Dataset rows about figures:
Start

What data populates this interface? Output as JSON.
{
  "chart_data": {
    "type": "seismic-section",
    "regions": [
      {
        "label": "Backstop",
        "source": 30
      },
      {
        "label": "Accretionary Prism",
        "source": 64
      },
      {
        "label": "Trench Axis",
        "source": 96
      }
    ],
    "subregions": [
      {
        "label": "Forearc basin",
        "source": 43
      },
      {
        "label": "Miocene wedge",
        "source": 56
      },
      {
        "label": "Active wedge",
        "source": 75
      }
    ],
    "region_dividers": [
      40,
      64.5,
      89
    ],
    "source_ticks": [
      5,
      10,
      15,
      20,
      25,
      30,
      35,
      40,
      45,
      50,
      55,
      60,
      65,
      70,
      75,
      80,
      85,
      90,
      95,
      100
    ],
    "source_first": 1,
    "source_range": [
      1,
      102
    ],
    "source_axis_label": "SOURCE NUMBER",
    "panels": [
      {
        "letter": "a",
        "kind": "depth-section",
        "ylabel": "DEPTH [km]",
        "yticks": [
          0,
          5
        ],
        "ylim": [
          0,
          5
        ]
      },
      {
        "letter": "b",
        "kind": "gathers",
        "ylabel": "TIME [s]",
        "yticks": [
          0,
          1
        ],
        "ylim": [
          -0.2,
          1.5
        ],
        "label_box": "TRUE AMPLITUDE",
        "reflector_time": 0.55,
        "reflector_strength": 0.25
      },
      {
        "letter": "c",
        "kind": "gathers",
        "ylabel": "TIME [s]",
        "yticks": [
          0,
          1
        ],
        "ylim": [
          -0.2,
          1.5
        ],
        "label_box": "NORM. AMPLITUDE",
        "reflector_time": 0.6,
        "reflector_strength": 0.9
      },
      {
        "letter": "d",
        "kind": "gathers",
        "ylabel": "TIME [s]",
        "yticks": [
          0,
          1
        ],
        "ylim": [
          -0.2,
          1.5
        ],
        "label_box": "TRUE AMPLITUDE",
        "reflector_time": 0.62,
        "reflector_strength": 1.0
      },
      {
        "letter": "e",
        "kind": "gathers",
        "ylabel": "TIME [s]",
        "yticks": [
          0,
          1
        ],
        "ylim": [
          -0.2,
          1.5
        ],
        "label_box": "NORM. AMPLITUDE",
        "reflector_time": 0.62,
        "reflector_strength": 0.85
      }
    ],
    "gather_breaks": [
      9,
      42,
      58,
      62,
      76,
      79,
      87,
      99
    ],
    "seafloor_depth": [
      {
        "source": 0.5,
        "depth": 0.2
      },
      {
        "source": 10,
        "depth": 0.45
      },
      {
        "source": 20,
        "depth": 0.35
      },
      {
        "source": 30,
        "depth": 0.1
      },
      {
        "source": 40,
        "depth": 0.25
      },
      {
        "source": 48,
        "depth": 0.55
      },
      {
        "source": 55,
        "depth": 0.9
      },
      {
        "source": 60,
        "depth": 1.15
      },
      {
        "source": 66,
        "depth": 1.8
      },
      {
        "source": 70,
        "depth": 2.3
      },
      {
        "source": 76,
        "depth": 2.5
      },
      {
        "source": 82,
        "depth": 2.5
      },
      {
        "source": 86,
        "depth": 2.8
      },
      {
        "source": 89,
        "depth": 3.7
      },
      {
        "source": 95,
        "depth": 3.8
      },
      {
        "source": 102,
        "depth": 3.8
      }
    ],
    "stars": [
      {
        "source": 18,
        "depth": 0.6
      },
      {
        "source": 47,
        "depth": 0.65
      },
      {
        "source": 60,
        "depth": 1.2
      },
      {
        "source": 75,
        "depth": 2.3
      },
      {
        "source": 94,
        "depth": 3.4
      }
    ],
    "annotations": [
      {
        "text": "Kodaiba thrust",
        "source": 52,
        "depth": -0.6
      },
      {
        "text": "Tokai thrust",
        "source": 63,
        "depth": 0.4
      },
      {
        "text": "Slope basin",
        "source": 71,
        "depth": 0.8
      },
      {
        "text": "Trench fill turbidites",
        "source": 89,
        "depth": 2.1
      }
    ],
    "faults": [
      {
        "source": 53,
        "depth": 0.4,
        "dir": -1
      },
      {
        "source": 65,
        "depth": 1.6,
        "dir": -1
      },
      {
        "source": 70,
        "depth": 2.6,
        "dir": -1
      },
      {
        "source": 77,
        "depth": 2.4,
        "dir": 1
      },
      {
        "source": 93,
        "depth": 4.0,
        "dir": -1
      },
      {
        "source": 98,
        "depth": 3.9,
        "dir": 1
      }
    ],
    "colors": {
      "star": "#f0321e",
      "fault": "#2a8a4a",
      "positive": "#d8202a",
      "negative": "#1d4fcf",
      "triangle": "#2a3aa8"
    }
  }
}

End

### Do this
Which lines in the records above contain the string "Trench"? Copy each one.

### Full response
        "label": "Trench Axis",
        "text": "Trench fill turbidites",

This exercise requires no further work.